[YOUR TASK]: Examine the data below and state how many lines contain "Magnesium", offering no other words.

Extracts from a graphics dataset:

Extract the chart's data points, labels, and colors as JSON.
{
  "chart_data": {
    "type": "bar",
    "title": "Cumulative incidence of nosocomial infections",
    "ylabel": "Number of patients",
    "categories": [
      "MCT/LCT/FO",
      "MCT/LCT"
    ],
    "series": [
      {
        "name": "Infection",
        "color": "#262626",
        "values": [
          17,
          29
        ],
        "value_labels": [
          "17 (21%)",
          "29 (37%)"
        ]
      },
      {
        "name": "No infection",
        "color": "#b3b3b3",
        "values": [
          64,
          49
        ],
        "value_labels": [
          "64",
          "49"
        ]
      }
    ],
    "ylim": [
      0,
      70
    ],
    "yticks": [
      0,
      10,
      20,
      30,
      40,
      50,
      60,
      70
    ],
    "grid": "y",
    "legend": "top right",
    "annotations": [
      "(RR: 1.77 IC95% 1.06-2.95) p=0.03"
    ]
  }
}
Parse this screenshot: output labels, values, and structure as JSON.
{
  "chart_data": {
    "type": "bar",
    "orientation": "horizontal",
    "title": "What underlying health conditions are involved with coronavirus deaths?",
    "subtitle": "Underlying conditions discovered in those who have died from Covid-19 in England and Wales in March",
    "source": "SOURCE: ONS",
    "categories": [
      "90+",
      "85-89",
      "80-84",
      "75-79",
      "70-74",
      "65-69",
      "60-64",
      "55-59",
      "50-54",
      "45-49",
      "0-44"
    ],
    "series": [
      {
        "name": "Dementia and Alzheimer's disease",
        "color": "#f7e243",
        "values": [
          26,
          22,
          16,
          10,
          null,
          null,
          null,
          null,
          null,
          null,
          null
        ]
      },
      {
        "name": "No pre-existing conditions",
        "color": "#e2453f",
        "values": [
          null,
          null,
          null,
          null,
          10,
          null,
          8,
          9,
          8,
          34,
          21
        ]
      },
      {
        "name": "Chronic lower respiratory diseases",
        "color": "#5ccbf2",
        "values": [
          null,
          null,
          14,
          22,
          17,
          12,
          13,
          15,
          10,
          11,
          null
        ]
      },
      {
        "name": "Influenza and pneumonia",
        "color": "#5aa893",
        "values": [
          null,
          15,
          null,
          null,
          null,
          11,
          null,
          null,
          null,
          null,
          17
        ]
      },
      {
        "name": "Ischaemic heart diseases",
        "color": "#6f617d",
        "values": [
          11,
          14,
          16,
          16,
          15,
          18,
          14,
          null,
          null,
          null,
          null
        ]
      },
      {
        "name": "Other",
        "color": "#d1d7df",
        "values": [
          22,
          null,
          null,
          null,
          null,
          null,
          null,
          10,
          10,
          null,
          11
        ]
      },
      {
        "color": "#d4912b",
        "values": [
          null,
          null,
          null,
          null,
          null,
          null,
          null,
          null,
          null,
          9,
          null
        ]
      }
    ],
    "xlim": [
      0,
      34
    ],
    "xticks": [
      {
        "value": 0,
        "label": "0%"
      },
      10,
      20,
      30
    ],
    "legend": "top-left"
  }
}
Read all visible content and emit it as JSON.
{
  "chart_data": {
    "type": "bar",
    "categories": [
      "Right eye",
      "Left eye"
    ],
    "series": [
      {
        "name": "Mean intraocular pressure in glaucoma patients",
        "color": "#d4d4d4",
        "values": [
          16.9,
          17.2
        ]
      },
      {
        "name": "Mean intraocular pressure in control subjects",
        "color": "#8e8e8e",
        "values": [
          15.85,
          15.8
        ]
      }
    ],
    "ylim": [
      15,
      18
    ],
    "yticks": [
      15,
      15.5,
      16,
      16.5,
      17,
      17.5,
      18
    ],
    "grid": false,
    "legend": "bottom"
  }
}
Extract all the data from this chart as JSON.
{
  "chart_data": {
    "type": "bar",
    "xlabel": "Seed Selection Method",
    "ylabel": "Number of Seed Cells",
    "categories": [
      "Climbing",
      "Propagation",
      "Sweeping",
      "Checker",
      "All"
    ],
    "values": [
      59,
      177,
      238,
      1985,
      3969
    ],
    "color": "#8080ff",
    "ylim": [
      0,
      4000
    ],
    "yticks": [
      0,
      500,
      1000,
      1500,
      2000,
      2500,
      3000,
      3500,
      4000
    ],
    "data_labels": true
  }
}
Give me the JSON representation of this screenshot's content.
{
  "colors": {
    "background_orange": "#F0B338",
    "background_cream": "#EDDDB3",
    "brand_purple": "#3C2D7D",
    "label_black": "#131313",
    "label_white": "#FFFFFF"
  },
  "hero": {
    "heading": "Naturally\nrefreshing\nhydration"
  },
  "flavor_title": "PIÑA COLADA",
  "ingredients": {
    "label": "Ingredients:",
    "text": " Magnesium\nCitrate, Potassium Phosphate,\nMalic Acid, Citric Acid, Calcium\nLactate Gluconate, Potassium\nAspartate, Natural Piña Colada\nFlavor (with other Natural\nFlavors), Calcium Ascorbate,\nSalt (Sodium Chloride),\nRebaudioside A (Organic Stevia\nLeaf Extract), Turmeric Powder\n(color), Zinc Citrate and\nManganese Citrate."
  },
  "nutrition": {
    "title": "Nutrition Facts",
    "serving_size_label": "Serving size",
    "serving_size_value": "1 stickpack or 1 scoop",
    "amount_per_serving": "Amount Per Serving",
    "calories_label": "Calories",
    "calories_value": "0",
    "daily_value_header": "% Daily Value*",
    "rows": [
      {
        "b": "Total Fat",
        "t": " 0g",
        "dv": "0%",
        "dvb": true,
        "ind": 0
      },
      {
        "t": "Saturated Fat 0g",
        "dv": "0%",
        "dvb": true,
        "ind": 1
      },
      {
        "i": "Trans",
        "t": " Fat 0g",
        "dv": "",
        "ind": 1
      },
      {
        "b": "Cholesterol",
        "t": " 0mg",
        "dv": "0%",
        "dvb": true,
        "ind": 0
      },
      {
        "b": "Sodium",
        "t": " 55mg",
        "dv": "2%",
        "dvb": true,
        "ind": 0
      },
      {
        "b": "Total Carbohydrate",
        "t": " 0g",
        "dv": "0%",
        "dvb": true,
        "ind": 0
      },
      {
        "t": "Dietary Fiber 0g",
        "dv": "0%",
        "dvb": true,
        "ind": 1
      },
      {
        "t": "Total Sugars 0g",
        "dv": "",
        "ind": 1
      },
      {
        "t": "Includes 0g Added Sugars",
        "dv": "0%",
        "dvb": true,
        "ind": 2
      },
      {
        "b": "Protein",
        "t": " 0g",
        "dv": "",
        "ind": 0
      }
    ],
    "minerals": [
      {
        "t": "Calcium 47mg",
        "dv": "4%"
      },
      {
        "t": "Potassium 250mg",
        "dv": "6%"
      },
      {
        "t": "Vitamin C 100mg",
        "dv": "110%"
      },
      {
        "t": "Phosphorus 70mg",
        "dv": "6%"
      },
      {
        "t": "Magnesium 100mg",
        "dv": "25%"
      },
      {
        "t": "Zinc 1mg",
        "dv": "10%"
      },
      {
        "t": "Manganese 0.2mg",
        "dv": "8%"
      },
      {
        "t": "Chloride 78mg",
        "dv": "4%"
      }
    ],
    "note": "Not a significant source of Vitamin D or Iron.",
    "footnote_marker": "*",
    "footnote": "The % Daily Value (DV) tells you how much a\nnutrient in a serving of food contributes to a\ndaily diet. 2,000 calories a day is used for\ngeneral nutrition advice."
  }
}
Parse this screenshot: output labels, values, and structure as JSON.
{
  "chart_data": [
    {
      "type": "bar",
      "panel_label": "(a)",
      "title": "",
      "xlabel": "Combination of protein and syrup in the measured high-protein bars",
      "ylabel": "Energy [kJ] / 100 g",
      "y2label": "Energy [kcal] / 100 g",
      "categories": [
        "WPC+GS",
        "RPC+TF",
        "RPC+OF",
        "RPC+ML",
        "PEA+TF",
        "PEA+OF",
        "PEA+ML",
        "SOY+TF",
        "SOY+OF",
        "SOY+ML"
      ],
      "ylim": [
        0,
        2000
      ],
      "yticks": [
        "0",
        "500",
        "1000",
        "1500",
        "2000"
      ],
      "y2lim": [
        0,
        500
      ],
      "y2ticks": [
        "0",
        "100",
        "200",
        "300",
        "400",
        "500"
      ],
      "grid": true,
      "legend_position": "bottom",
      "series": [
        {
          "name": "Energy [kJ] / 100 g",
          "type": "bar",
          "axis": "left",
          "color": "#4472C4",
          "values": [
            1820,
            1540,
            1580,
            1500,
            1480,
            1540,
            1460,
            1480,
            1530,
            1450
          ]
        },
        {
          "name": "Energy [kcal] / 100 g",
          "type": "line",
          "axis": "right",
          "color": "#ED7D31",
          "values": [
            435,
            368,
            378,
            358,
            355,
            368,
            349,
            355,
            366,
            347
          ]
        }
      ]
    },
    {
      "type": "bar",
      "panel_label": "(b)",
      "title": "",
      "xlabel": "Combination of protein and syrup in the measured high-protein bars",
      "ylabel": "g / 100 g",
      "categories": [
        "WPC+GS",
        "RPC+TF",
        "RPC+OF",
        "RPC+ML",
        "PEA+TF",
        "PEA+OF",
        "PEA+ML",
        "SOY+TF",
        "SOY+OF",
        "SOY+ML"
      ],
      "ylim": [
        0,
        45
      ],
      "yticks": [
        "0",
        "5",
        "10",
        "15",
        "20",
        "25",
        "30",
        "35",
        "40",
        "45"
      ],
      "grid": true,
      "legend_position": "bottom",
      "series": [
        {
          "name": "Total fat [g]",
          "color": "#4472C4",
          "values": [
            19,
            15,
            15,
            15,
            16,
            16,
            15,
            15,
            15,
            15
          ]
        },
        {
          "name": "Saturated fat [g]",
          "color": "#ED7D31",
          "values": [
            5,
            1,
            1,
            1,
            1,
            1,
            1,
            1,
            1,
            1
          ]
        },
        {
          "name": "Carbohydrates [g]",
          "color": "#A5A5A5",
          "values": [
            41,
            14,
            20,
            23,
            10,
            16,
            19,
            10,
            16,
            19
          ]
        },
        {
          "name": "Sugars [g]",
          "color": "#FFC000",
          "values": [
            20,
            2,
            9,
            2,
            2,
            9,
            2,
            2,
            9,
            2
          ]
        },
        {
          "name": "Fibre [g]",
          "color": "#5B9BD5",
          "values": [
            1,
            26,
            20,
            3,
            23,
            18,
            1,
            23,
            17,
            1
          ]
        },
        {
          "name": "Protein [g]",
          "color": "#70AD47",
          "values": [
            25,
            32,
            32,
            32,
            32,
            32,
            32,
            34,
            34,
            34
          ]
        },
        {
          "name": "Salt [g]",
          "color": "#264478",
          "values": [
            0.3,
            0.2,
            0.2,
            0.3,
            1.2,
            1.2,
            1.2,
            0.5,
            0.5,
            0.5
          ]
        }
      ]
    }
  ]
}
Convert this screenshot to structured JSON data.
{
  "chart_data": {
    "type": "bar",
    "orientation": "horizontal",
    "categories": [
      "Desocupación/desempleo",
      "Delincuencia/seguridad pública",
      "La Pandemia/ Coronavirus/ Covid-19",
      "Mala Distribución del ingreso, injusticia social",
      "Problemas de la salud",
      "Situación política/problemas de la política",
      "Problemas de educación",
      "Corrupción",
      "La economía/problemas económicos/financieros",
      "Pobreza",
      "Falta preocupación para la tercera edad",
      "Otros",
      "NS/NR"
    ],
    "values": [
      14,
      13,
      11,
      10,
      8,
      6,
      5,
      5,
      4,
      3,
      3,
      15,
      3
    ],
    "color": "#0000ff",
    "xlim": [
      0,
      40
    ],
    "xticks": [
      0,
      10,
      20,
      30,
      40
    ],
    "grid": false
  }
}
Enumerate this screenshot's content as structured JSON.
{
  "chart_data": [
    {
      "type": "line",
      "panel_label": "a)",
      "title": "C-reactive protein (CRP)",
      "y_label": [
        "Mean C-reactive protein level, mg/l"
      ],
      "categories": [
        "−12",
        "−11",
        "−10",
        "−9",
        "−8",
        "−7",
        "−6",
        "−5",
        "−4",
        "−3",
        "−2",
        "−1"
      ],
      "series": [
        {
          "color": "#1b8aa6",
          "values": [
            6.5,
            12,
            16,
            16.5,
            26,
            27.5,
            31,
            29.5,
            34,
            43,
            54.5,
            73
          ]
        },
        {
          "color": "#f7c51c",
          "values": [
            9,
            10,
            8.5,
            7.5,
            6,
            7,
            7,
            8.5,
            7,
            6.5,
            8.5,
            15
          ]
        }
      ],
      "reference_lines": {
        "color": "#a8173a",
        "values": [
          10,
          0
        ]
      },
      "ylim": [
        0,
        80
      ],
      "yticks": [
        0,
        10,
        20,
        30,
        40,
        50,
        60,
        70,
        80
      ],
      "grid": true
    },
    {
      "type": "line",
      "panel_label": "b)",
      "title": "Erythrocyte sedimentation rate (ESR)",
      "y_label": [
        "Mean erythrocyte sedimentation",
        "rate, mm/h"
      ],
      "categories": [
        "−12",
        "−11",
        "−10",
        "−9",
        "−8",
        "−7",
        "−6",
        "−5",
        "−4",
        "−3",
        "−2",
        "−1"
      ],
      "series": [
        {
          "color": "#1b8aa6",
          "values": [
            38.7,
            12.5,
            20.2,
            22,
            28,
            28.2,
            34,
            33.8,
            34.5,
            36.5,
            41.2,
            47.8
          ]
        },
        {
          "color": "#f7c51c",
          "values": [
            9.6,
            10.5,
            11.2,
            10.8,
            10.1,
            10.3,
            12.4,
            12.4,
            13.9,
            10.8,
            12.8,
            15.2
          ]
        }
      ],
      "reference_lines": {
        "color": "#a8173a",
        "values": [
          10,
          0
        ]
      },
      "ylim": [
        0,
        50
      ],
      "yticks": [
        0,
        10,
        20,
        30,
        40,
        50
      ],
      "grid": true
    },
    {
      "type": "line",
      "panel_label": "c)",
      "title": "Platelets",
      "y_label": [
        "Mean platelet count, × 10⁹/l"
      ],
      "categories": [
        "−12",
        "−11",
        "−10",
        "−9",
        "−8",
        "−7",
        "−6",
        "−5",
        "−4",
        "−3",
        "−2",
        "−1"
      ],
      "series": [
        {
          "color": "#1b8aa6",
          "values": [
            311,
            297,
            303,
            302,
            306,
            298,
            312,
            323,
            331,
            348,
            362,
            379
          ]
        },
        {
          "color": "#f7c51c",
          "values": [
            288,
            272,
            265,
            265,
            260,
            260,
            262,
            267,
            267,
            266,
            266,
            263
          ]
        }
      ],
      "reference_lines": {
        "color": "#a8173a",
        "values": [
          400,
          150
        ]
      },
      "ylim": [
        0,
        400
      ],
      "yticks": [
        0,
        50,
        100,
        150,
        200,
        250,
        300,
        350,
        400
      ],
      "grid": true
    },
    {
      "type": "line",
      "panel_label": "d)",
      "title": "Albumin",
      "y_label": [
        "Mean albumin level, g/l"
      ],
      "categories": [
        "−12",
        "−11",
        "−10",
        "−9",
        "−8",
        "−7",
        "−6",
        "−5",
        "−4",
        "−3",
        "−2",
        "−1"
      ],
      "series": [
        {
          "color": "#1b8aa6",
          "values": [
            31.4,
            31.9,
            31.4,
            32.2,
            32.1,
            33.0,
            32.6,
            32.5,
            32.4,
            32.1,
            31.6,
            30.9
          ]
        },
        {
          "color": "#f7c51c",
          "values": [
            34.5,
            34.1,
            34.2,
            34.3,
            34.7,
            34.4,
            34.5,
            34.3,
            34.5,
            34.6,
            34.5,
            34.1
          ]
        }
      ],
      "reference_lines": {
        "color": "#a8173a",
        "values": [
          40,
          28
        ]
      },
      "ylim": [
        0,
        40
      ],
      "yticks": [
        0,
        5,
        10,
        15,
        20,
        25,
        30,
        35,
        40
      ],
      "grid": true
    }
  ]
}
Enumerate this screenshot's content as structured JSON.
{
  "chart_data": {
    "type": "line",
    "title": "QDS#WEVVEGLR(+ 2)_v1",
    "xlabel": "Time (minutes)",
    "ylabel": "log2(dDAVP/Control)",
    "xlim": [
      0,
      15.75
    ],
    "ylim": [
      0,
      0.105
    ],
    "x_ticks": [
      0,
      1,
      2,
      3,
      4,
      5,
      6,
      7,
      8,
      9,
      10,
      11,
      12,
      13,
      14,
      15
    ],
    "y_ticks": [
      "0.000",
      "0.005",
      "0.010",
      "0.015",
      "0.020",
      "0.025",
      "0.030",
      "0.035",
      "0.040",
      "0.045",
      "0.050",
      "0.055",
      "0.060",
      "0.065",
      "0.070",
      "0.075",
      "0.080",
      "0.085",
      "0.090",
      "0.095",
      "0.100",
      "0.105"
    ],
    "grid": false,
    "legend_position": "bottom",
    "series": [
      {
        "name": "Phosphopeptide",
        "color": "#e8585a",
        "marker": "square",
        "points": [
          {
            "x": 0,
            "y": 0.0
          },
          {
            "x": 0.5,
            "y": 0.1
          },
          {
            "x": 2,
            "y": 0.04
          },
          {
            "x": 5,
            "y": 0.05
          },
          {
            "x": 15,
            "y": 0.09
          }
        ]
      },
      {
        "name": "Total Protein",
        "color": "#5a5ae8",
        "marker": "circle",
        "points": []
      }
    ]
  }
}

[WRITTEN SOLUTION]: 2